Problem requirements: Search the data below for the word "name" and copy each line that holds it.

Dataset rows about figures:
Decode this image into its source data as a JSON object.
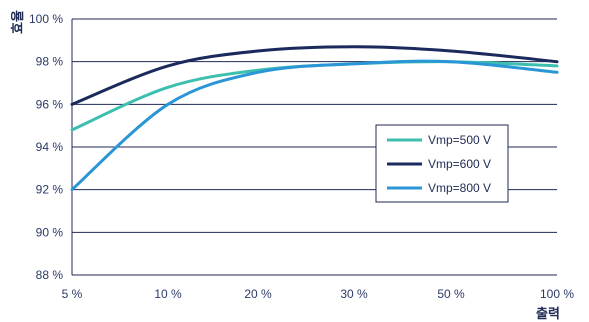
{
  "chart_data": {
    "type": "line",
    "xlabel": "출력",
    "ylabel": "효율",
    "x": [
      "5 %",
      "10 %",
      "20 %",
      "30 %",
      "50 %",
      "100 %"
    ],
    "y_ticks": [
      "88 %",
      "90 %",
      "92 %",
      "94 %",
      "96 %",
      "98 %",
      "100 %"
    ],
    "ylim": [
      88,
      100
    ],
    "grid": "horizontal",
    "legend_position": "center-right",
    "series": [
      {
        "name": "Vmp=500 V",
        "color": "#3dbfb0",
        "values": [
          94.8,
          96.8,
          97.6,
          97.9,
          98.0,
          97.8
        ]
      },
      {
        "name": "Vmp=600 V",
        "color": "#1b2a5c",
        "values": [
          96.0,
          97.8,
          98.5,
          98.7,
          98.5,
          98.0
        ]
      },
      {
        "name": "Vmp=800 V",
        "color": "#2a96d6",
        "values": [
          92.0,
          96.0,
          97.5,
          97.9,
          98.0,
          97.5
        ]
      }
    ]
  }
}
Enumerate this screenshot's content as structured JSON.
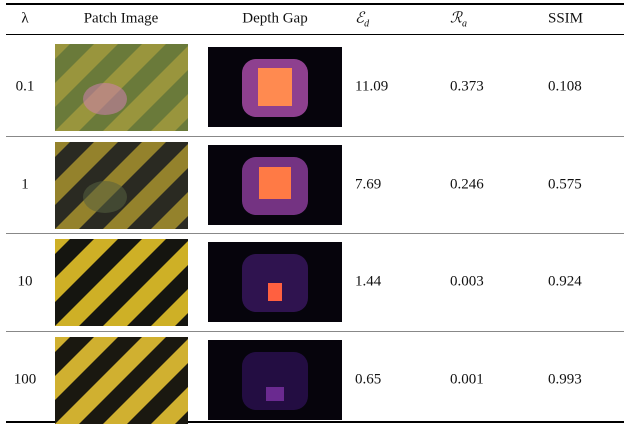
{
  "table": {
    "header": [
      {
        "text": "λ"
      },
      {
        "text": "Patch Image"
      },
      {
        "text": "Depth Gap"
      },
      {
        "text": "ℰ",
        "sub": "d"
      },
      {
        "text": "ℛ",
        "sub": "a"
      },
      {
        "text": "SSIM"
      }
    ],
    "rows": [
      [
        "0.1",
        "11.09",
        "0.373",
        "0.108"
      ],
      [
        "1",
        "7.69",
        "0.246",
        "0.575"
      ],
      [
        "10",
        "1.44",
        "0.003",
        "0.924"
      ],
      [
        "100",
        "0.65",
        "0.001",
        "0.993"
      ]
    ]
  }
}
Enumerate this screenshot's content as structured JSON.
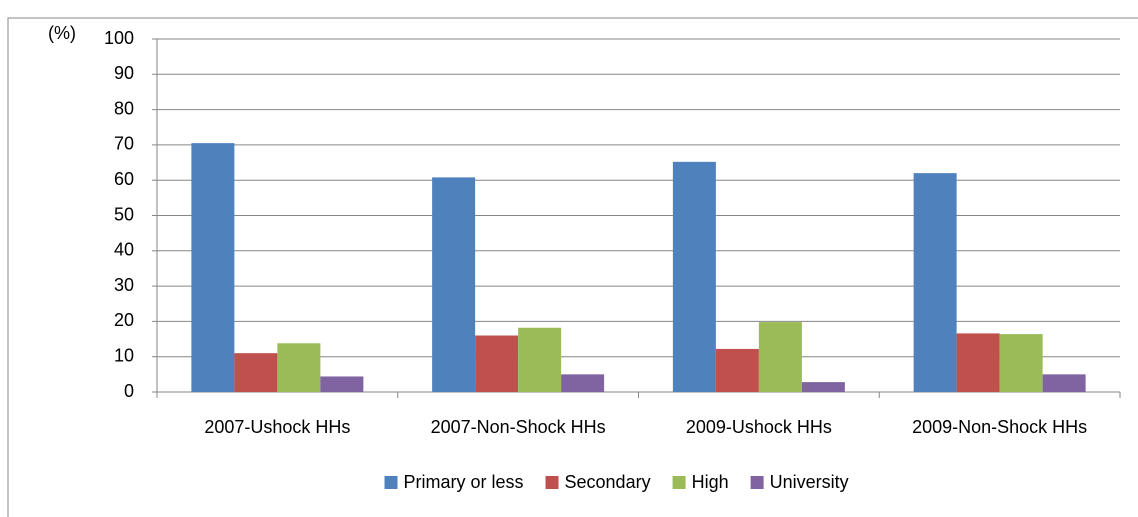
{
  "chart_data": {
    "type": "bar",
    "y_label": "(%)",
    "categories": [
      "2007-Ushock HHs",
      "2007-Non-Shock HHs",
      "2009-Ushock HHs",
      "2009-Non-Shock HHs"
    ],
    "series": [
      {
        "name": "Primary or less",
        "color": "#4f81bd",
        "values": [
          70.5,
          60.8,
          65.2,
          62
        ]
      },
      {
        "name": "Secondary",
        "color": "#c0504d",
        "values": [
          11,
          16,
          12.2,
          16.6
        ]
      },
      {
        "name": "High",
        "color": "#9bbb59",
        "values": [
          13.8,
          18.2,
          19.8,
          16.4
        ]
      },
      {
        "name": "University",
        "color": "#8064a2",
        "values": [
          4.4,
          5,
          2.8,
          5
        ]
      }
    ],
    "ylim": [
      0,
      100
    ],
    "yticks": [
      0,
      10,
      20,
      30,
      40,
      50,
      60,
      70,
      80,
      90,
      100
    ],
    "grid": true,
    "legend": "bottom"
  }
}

Response to the exercise:
        "name": "Vmp=500 V",
        "name": "Vmp=600 V",
        "name": "Vmp=800 V",
        "name": "Primary or less",
        "name": "Secondary",
        "name": "High",
        "name": "University",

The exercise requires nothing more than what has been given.